# SHORT TASK:
Look through the lines below and extract any with the word "JSON".

# DATA RECORDS:
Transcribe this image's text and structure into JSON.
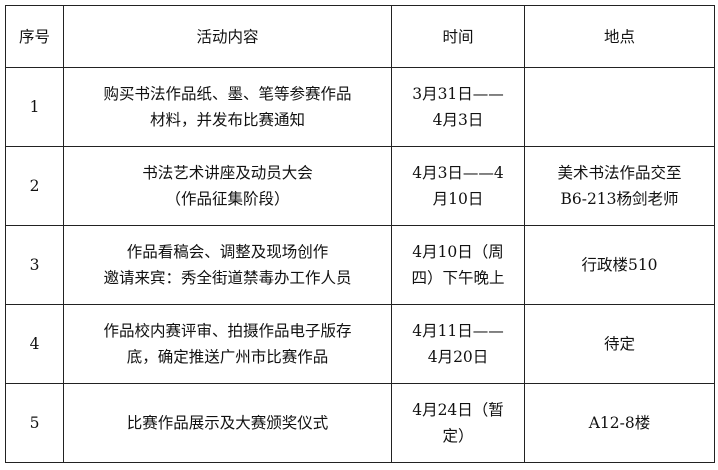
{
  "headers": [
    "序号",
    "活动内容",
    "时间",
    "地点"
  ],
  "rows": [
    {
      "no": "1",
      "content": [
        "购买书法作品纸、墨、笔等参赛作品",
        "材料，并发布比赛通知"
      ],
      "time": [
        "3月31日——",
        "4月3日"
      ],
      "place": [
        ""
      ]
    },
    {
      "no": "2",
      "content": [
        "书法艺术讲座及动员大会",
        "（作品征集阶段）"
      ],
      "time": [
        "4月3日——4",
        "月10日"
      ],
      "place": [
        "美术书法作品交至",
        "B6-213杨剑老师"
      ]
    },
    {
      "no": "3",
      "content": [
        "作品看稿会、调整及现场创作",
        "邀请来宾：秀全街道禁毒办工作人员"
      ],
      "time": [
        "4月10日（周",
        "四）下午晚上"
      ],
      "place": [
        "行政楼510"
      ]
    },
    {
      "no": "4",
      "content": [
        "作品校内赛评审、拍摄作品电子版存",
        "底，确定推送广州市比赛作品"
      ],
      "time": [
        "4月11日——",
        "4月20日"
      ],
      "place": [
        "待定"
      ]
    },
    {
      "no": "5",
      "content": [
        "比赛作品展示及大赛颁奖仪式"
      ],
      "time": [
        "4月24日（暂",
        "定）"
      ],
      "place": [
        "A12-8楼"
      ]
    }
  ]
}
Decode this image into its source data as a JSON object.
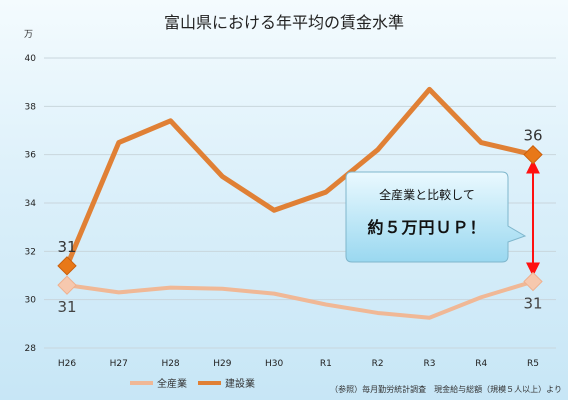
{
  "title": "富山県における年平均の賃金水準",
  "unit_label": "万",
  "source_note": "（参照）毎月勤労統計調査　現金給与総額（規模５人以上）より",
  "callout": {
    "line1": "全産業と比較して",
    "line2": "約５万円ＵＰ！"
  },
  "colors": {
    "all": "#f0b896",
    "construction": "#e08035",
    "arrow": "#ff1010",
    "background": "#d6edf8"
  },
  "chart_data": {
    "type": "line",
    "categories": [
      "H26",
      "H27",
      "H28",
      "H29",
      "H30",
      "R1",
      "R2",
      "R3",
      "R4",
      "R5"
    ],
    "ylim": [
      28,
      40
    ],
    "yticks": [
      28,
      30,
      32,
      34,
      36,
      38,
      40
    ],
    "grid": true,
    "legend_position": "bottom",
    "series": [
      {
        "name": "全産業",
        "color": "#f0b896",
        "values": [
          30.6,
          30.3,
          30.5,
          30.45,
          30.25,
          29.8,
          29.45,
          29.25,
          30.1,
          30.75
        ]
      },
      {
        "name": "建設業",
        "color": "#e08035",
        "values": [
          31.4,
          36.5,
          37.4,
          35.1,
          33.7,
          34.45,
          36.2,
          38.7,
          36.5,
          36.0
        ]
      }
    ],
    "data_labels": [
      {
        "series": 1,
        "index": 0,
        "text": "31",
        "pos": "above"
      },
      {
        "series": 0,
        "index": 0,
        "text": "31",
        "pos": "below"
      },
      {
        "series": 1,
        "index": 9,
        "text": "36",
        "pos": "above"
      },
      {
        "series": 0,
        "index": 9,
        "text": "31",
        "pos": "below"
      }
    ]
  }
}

# PROBLEM SOLUTION:
Transcribe this image's text and structure into JSON.
Decode this image into its source data as a JSON object.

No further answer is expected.